Give back each entry unchanged, minus pictures.

%%

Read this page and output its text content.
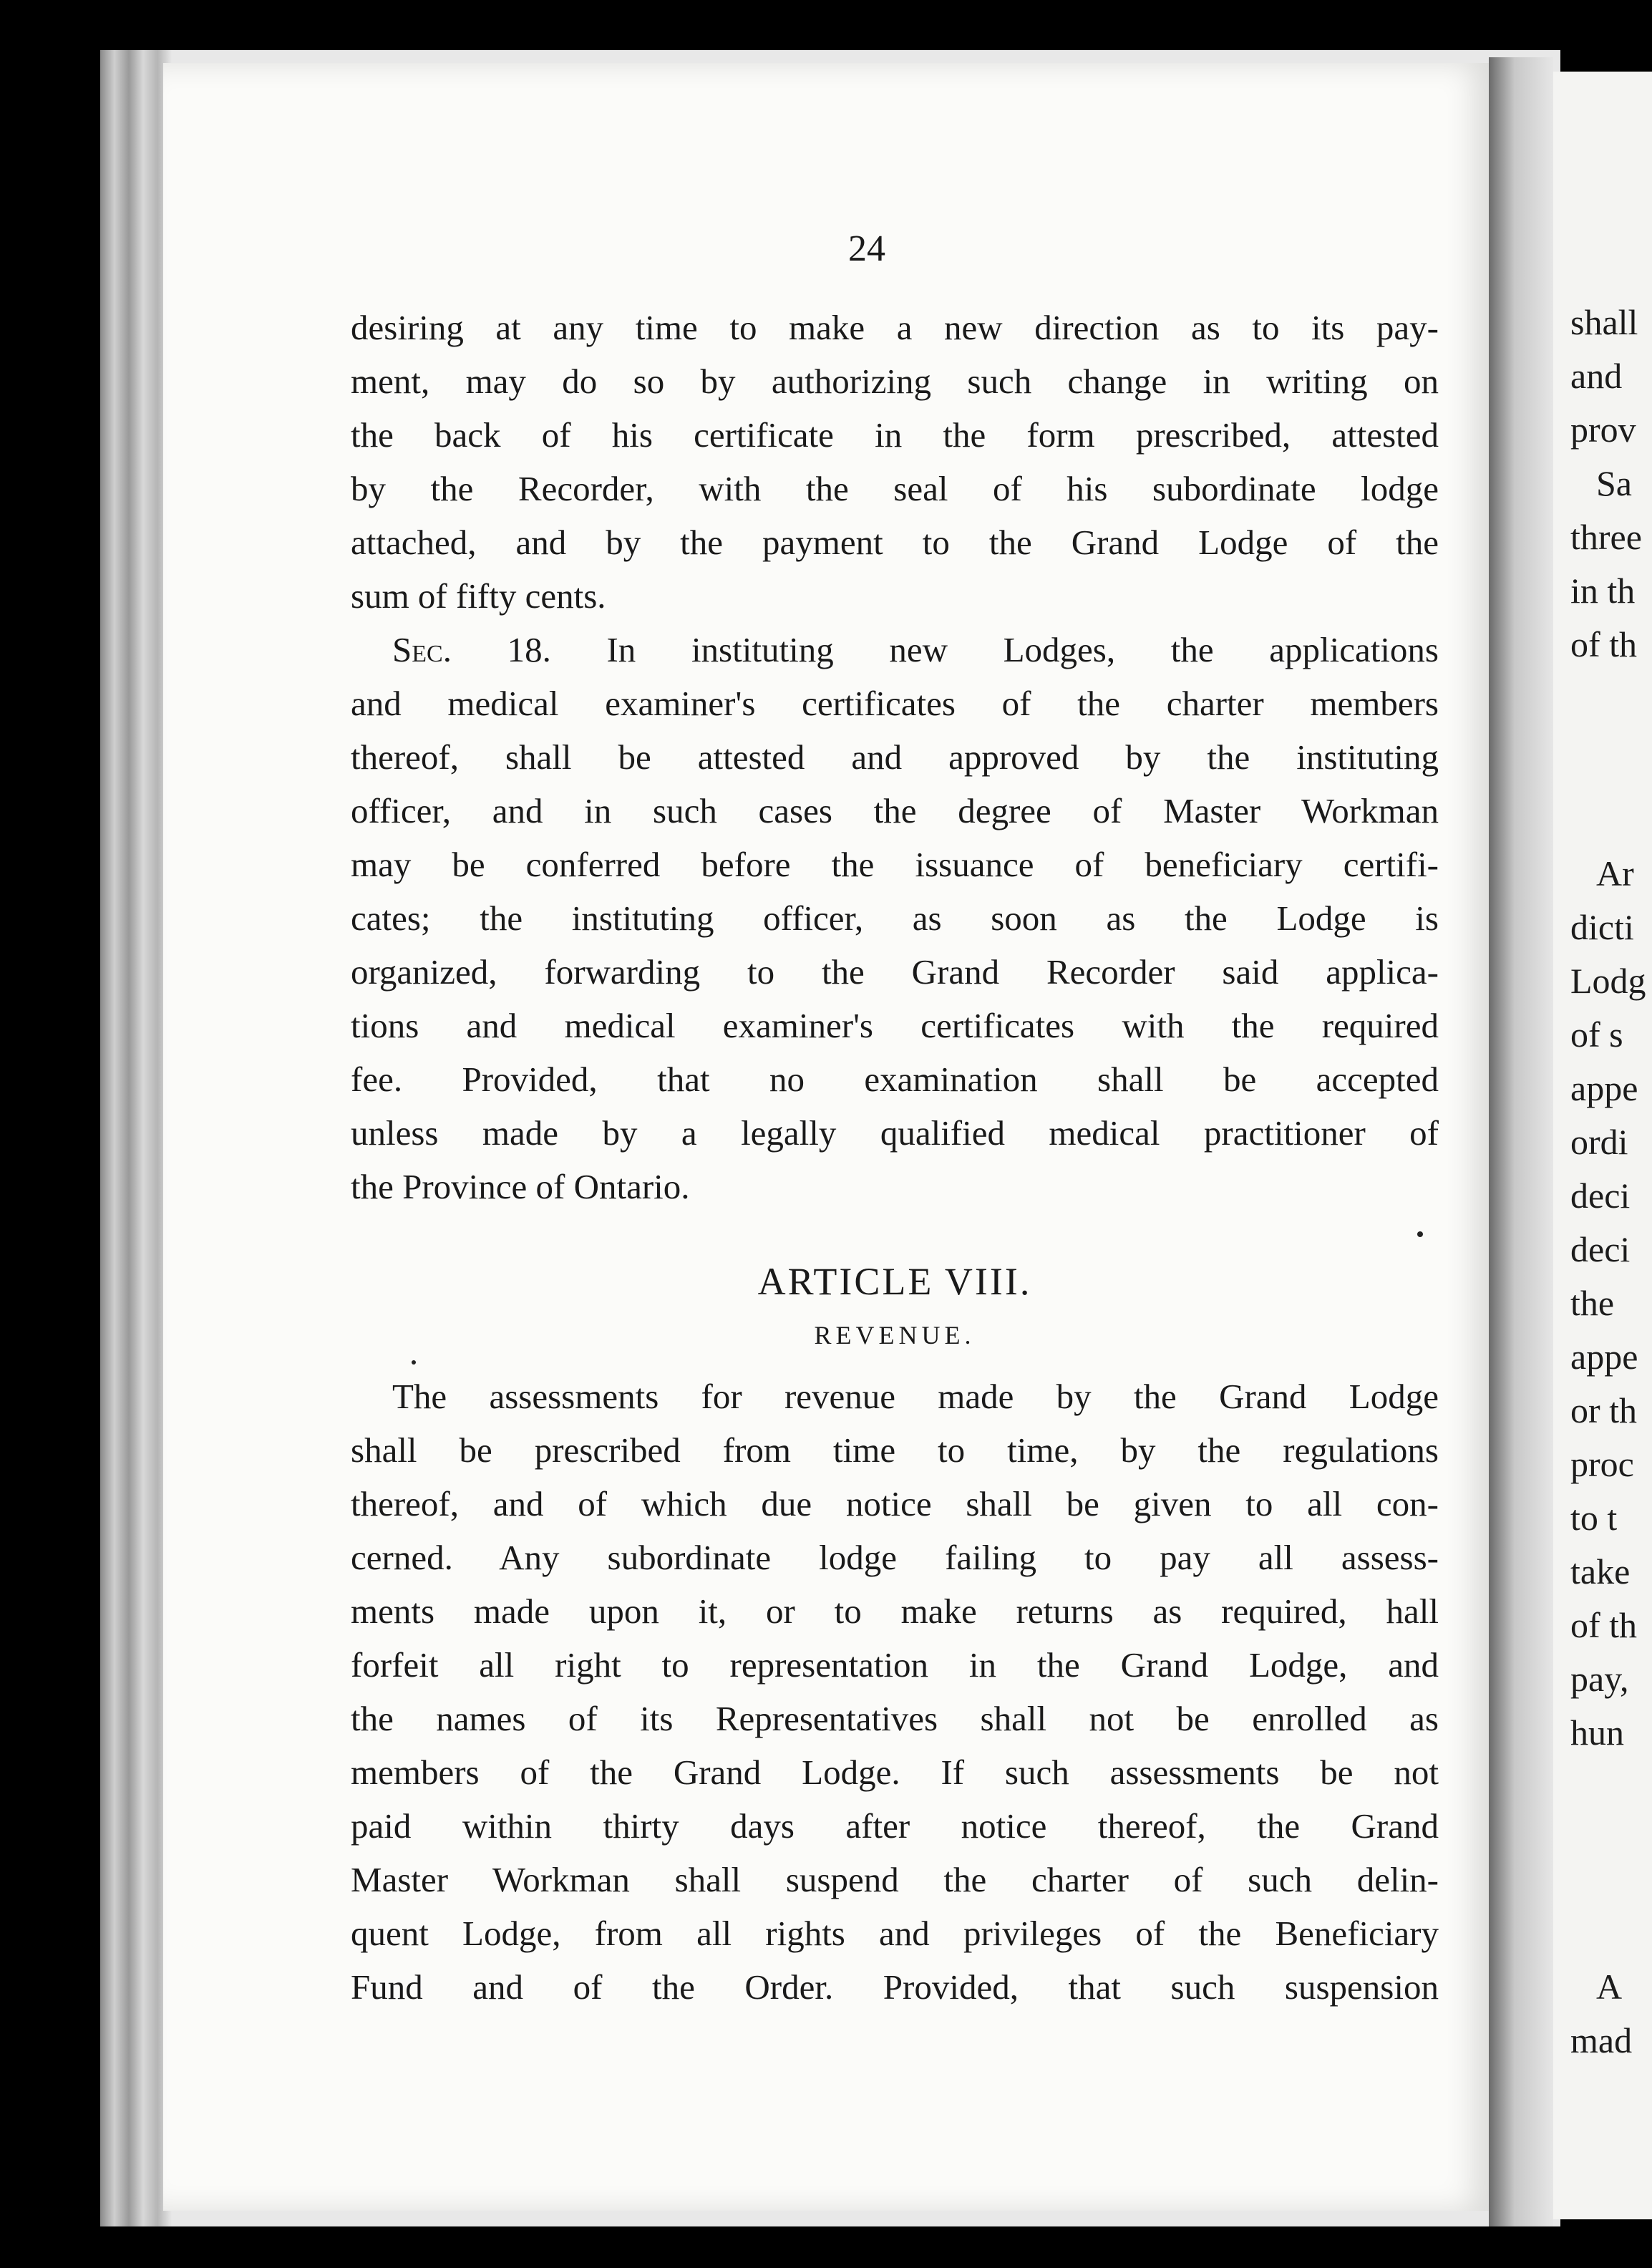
24
desiring at any time to make a new direction as to its pay-
ment, may do so by authorizing such change in writing on
the back of his certificate in the form prescribed, attested
by the Recorder, with the seal of his subordinate lodge
attached, and by the payment to the Grand Lodge of the
sum of fifty cents.
Sec. 18. In instituting new Lodges, the applications
and medical examiner's certificates of the charter members
thereof, shall be attested and approved by the instituting
officer, and in such cases the degree of Master Workman
may be conferred before the issuance of beneficiary certifi-
cates; the instituting officer, as soon as the Lodge is
organized, forwarding to the Grand Recorder said applica-
tions and medical examiner's certificates with the required
fee. Provided, that no examination shall be accepted
unless made by a legally qualified medical practitioner of
the Province of Ontario.
ARTICLE VIII.
REVENUE.
The assessments for revenue made by the Grand Lodge
shall be prescribed from time to time, by the regulations
thereof, and of which due notice shall be given to all con-
cerned. Any subordinate lodge failing to pay all assess-
ments made upon it, or to make returns as required, hall
forfeit all right to representation in the Grand Lodge, and
the names of its Representatives shall not be enrolled as
members of the Grand Lodge. If such assessments be not
paid within thirty days after notice thereof, the Grand
Master Workman shall suspend the charter of such delin-
quent Lodge, from all rights and privileges of the Beneficiary
Fund and of the Order. Provided, that such suspension
shall
and
prov
Sa
three
in th
of th
Ar
dicti
Lodg
of s
appe
ordi
deci
deci
the
appe
or th
proc
to t
take
of th
pay,
hun
A
mad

%%

_Exercise response:_
Read this page and output its text content.
24
desiring at any time to make a new direction as to its pay-
ment, may do so by authorizing such change in writing on
the back of his certificate in the form prescribed, attested
by the Recorder, with the seal of his subordinate lodge
attached, and by the payment to the Grand Lodge of the
sum of fifty cents.
Sec. 18. In instituting new Lodges, the applications
and medical examiner's certificates of the charter members
thereof, shall be attested and approved by the instituting
officer, and in such cases the degree of Master Workman
may be conferred before the issuance of beneficiary certifi-
cates; the instituting officer, as soon as the Lodge is
organized, forwarding to the Grand Recorder said applica-
tions and medical examiner's certificates with the required
fee. Provided, that no examination shall be accepted
unless made by a legally qualified medical practitioner of
the Province of Ontario.
ARTICLE VIII.
REVENUE.
The assessments for revenue made by the Grand Lodge
shall be prescribed from time to time, by the regulations
thereof, and of which due notice shall be given to all con-
cerned. Any subordinate lodge failing to pay all assess-
ments made upon it, or to make returns as required, hall
forfeit all right to representation in the Grand Lodge, and
the names of its Representatives shall not be enrolled as
members of the Grand Lodge. If such assessments be not
paid within thirty days after notice thereof, the Grand
Master Workman shall suspend the charter of such delin-
quent Lodge, from all rights and privileges of the Beneficiary
Fund and of the Order. Provided, that such suspension
shall
and
prov
Sa
three
in th
of th
Ar
dicti
Lodg
of s
appe
ordi
deci
deci
the
appe
or th
proc
to t
take
of th
pay,
hun
A
mad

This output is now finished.